Records from a data collection
==*==

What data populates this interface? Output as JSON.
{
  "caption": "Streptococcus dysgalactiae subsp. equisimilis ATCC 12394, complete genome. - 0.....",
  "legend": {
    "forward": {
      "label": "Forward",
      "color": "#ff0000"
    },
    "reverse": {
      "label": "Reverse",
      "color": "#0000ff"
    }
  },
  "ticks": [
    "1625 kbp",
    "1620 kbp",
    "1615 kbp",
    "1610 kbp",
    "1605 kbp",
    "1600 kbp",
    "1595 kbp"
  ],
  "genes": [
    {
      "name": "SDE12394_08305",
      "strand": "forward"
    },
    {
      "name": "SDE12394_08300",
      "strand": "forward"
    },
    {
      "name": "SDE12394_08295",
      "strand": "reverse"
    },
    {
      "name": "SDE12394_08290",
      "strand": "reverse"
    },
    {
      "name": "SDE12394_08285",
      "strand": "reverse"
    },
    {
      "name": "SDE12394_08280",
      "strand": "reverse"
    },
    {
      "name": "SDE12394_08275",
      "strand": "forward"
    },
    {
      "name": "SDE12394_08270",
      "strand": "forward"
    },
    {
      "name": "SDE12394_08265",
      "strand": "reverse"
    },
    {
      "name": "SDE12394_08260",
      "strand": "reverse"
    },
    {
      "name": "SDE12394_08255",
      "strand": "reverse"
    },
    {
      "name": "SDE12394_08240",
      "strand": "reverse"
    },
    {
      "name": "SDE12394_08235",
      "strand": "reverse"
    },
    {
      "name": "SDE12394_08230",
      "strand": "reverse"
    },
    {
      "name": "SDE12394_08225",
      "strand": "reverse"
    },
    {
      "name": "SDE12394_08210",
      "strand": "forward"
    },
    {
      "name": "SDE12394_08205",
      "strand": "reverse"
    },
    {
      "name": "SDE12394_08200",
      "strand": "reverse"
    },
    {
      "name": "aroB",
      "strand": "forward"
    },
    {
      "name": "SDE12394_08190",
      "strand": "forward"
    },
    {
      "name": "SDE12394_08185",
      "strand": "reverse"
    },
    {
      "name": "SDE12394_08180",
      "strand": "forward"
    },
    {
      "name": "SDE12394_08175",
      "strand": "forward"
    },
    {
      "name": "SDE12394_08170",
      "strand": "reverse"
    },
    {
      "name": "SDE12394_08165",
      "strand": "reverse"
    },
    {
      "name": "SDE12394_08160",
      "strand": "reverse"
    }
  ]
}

==*==

Retype each line above, keeping every character.

What data populates this interface? Output as JSON.
{
  "caption": "Streptococcus dysgalactiae subsp. equisimilis ATCC 12394, complete genome. - 0.....",
  "legend": {
    "forward": {
      "label": "Forward",
      "color": "#ff0000"
    },
    "reverse": {
      "label": "Reverse",
      "color": "#0000ff"
    }
  },
  "ticks": [
    "1625 kbp",
    "1620 kbp",
    "1615 kbp",
    "1610 kbp",
    "1605 kbp",
    "1600 kbp",
    "1595 kbp"
  ],
  "genes": [
    {
      "name": "SDE12394_08305",
      "strand": "forward"
    },
    {
      "name": "SDE12394_08300",
      "strand": "forward"
    },
    {
      "name": "SDE12394_08295",
      "strand": "reverse"
    },
    {
      "name": "SDE12394_08290",
      "strand": "reverse"
    },
    {
      "name": "SDE12394_08285",
      "strand": "reverse"
    },
    {
      "name": "SDE12394_08280",
      "strand": "reverse"
    },
    {
      "name": "SDE12394_08275",
      "strand": "forward"
    },
    {
      "name": "SDE12394_08270",
      "strand": "forward"
    },
    {
      "name": "SDE12394_08265",
      "strand": "reverse"
    },
    {
      "name": "SDE12394_08260",
      "strand": "reverse"
    },
    {
      "name": "SDE12394_08255",
      "strand": "reverse"
    },
    {
      "name": "SDE12394_08240",
      "strand": "reverse"
    },
    {
      "name": "SDE12394_08235",
      "strand": "reverse"
    },
    {
      "name": "SDE12394_08230",
      "strand": "reverse"
    },
    {
      "name": "SDE12394_08225",
      "strand": "reverse"
    },
    {
      "name": "SDE12394_08210",
      "strand": "forward"
    },
    {
      "name": "SDE12394_08205",
      "strand": "reverse"
    },
    {
      "name": "SDE12394_08200",
      "strand": "reverse"
    },
    {
      "name": "aroB",
      "strand": "forward"
    },
    {
      "name": "SDE12394_08190",
      "strand": "forward"
    },
    {
      "name": "SDE12394_08185",
      "strand": "reverse"
    },
    {
      "name": "SDE12394_08180",
      "strand": "forward"
    },
    {
      "name": "SDE12394_08175",
      "strand": "forward"
    },
    {
      "name": "SDE12394_08170",
      "strand": "reverse"
    },
    {
      "name": "SDE12394_08165",
      "strand": "reverse"
    },
    {
      "name": "SDE12394_08160",
      "strand": "reverse"
    }
  ]
}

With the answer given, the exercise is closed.